= SET TASK =
Every record below should be transcribed exactly. Omit the images.

++++++++++

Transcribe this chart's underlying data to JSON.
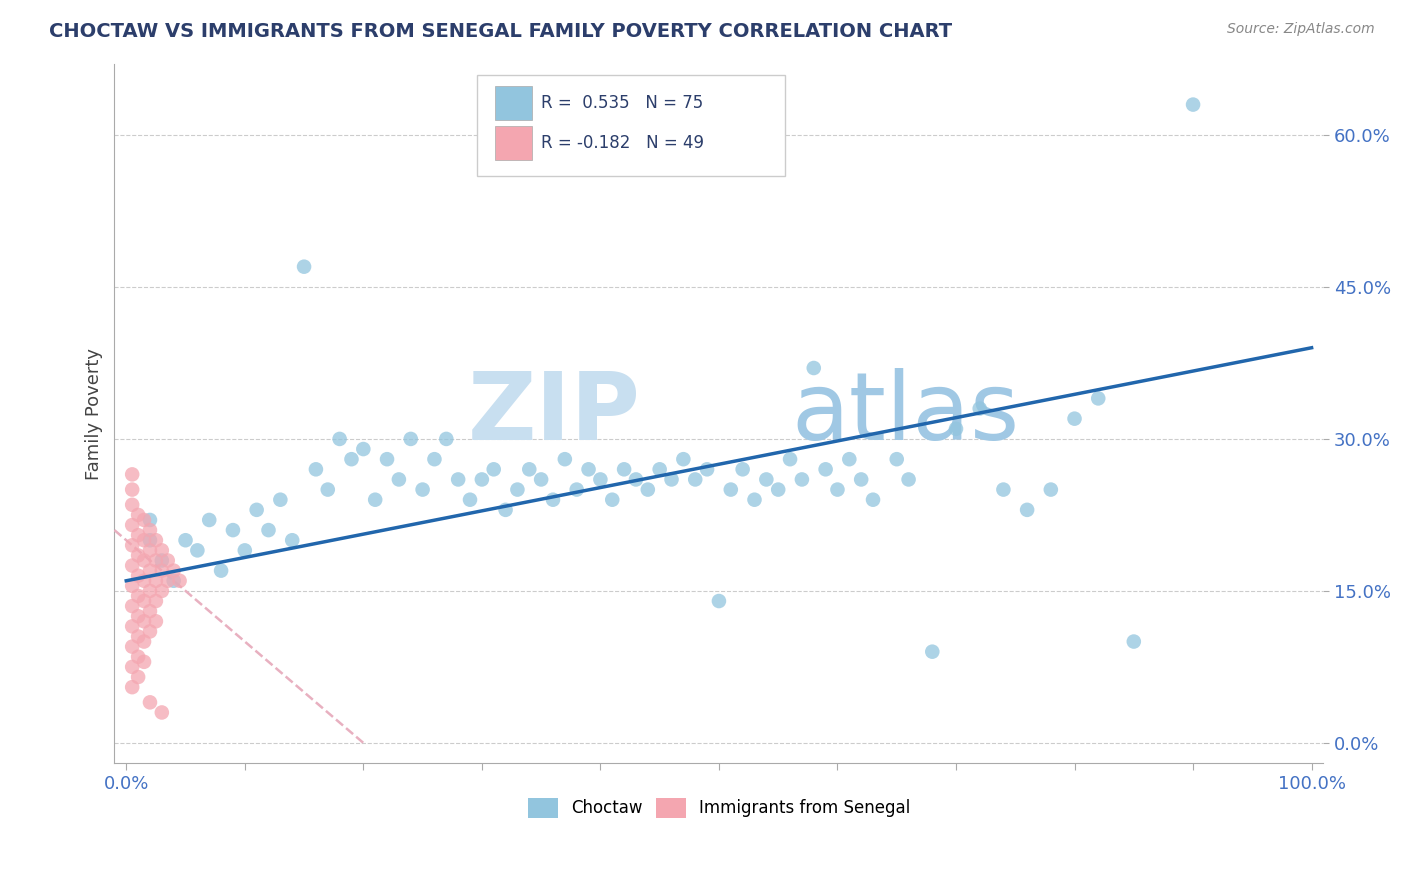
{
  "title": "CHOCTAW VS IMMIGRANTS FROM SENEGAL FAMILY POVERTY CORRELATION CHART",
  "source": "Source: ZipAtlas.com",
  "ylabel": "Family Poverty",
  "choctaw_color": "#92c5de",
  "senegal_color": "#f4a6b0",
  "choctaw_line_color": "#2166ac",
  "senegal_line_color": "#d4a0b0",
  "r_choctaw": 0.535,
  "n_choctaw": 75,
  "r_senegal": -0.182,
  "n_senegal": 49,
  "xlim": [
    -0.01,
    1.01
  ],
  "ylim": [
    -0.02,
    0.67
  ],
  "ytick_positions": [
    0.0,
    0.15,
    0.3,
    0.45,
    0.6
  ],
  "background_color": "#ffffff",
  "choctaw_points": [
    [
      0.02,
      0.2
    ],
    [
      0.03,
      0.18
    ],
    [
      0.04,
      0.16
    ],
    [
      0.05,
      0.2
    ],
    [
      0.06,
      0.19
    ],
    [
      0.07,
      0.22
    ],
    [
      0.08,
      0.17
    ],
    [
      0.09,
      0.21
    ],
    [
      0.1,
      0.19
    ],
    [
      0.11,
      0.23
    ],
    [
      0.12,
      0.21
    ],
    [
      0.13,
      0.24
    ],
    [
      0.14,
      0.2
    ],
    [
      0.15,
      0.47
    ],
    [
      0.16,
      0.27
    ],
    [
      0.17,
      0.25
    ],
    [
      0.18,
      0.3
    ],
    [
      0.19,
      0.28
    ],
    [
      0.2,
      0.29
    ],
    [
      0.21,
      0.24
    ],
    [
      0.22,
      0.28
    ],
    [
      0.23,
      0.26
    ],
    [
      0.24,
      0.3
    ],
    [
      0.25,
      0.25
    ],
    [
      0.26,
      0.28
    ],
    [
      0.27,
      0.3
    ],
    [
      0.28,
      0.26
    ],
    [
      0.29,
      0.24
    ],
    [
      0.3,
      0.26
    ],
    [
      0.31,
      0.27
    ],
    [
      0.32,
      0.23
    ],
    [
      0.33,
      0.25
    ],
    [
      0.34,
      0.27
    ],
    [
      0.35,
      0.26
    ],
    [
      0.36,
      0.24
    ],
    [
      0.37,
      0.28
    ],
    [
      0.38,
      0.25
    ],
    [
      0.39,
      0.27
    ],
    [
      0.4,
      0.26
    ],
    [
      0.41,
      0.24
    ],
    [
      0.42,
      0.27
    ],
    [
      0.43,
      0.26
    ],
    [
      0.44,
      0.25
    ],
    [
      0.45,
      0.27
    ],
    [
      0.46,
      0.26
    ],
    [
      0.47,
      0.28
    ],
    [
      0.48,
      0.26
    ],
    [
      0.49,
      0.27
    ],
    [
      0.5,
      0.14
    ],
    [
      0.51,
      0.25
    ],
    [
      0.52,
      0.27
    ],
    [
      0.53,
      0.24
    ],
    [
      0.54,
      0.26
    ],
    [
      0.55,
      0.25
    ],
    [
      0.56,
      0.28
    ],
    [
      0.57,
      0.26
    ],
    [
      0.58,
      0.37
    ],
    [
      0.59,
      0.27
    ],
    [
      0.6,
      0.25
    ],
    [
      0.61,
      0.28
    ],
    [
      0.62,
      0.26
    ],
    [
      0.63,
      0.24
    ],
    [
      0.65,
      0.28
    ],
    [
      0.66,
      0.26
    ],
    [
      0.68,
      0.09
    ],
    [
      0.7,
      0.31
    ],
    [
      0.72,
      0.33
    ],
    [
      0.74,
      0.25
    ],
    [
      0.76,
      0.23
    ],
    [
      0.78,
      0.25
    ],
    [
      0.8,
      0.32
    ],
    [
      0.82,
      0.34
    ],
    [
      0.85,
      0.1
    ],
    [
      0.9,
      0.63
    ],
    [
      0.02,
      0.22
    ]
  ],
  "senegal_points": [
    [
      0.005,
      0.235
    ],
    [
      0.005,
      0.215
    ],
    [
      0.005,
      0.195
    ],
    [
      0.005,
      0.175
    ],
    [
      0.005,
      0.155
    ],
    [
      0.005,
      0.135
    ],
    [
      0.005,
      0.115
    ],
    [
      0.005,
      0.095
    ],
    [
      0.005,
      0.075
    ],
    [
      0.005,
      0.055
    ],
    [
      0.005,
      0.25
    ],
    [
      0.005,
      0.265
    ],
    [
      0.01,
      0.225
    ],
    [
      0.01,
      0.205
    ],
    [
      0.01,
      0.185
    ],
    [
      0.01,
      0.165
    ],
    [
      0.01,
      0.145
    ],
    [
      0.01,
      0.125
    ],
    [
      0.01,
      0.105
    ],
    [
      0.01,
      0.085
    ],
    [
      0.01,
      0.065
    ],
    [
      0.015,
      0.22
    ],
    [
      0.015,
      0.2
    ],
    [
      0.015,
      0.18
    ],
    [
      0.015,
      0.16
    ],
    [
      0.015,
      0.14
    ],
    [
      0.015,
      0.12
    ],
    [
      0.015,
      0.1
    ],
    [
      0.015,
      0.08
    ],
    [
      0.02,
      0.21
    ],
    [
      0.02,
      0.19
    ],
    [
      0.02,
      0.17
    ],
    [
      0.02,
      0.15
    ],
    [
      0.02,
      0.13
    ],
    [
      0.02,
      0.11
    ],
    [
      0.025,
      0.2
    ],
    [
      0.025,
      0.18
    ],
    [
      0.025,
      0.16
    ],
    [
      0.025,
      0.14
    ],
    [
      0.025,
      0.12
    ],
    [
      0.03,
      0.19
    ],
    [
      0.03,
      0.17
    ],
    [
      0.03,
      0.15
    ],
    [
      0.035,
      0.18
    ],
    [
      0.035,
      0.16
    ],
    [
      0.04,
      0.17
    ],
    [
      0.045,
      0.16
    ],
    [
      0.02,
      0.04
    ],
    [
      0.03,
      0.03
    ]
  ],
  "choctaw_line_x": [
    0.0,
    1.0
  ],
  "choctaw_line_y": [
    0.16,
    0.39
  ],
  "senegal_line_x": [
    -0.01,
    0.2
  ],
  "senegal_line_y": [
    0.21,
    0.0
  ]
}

++++++++++

= TASK ANSWER =
Transcribe this chart's underlying data to JSON.
{
  "title": "CHOCTAW VS IMMIGRANTS FROM SENEGAL FAMILY POVERTY CORRELATION CHART",
  "source": "Source: ZipAtlas.com",
  "ylabel": "Family Poverty",
  "choctaw_color": "#92c5de",
  "senegal_color": "#f4a6b0",
  "choctaw_line_color": "#2166ac",
  "senegal_line_color": "#d4a0b0",
  "r_choctaw": 0.535,
  "n_choctaw": 75,
  "r_senegal": -0.182,
  "n_senegal": 49,
  "xlim": [
    -0.01,
    1.01
  ],
  "ylim": [
    -0.02,
    0.67
  ],
  "ytick_positions": [
    0.0,
    0.15,
    0.3,
    0.45,
    0.6
  ],
  "background_color": "#ffffff",
  "choctaw_points": [
    [
      0.02,
      0.2
    ],
    [
      0.03,
      0.18
    ],
    [
      0.04,
      0.16
    ],
    [
      0.05,
      0.2
    ],
    [
      0.06,
      0.19
    ],
    [
      0.07,
      0.22
    ],
    [
      0.08,
      0.17
    ],
    [
      0.09,
      0.21
    ],
    [
      0.1,
      0.19
    ],
    [
      0.11,
      0.23
    ],
    [
      0.12,
      0.21
    ],
    [
      0.13,
      0.24
    ],
    [
      0.14,
      0.2
    ],
    [
      0.15,
      0.47
    ],
    [
      0.16,
      0.27
    ],
    [
      0.17,
      0.25
    ],
    [
      0.18,
      0.3
    ],
    [
      0.19,
      0.28
    ],
    [
      0.2,
      0.29
    ],
    [
      0.21,
      0.24
    ],
    [
      0.22,
      0.28
    ],
    [
      0.23,
      0.26
    ],
    [
      0.24,
      0.3
    ],
    [
      0.25,
      0.25
    ],
    [
      0.26,
      0.28
    ],
    [
      0.27,
      0.3
    ],
    [
      0.28,
      0.26
    ],
    [
      0.29,
      0.24
    ],
    [
      0.3,
      0.26
    ],
    [
      0.31,
      0.27
    ],
    [
      0.32,
      0.23
    ],
    [
      0.33,
      0.25
    ],
    [
      0.34,
      0.27
    ],
    [
      0.35,
      0.26
    ],
    [
      0.36,
      0.24
    ],
    [
      0.37,
      0.28
    ],
    [
      0.38,
      0.25
    ],
    [
      0.39,
      0.27
    ],
    [
      0.4,
      0.26
    ],
    [
      0.41,
      0.24
    ],
    [
      0.42,
      0.27
    ],
    [
      0.43,
      0.26
    ],
    [
      0.44,
      0.25
    ],
    [
      0.45,
      0.27
    ],
    [
      0.46,
      0.26
    ],
    [
      0.47,
      0.28
    ],
    [
      0.48,
      0.26
    ],
    [
      0.49,
      0.27
    ],
    [
      0.5,
      0.14
    ],
    [
      0.51,
      0.25
    ],
    [
      0.52,
      0.27
    ],
    [
      0.53,
      0.24
    ],
    [
      0.54,
      0.26
    ],
    [
      0.55,
      0.25
    ],
    [
      0.56,
      0.28
    ],
    [
      0.57,
      0.26
    ],
    [
      0.58,
      0.37
    ],
    [
      0.59,
      0.27
    ],
    [
      0.6,
      0.25
    ],
    [
      0.61,
      0.28
    ],
    [
      0.62,
      0.26
    ],
    [
      0.63,
      0.24
    ],
    [
      0.65,
      0.28
    ],
    [
      0.66,
      0.26
    ],
    [
      0.68,
      0.09
    ],
    [
      0.7,
      0.31
    ],
    [
      0.72,
      0.33
    ],
    [
      0.74,
      0.25
    ],
    [
      0.76,
      0.23
    ],
    [
      0.78,
      0.25
    ],
    [
      0.8,
      0.32
    ],
    [
      0.82,
      0.34
    ],
    [
      0.85,
      0.1
    ],
    [
      0.9,
      0.63
    ],
    [
      0.02,
      0.22
    ]
  ],
  "senegal_points": [
    [
      0.005,
      0.235
    ],
    [
      0.005,
      0.215
    ],
    [
      0.005,
      0.195
    ],
    [
      0.005,
      0.175
    ],
    [
      0.005,
      0.155
    ],
    [
      0.005,
      0.135
    ],
    [
      0.005,
      0.115
    ],
    [
      0.005,
      0.095
    ],
    [
      0.005,
      0.075
    ],
    [
      0.005,
      0.055
    ],
    [
      0.005,
      0.25
    ],
    [
      0.005,
      0.265
    ],
    [
      0.01,
      0.225
    ],
    [
      0.01,
      0.205
    ],
    [
      0.01,
      0.185
    ],
    [
      0.01,
      0.165
    ],
    [
      0.01,
      0.145
    ],
    [
      0.01,
      0.125
    ],
    [
      0.01,
      0.105
    ],
    [
      0.01,
      0.085
    ],
    [
      0.01,
      0.065
    ],
    [
      0.015,
      0.22
    ],
    [
      0.015,
      0.2
    ],
    [
      0.015,
      0.18
    ],
    [
      0.015,
      0.16
    ],
    [
      0.015,
      0.14
    ],
    [
      0.015,
      0.12
    ],
    [
      0.015,
      0.1
    ],
    [
      0.015,
      0.08
    ],
    [
      0.02,
      0.21
    ],
    [
      0.02,
      0.19
    ],
    [
      0.02,
      0.17
    ],
    [
      0.02,
      0.15
    ],
    [
      0.02,
      0.13
    ],
    [
      0.02,
      0.11
    ],
    [
      0.025,
      0.2
    ],
    [
      0.025,
      0.18
    ],
    [
      0.025,
      0.16
    ],
    [
      0.025,
      0.14
    ],
    [
      0.025,
      0.12
    ],
    [
      0.03,
      0.19
    ],
    [
      0.03,
      0.17
    ],
    [
      0.03,
      0.15
    ],
    [
      0.035,
      0.18
    ],
    [
      0.035,
      0.16
    ],
    [
      0.04,
      0.17
    ],
    [
      0.045,
      0.16
    ],
    [
      0.02,
      0.04
    ],
    [
      0.03,
      0.03
    ]
  ],
  "choctaw_line_x": [
    0.0,
    1.0
  ],
  "choctaw_line_y": [
    0.16,
    0.39
  ],
  "senegal_line_x": [
    -0.01,
    0.2
  ],
  "senegal_line_y": [
    0.21,
    0.0
  ]
}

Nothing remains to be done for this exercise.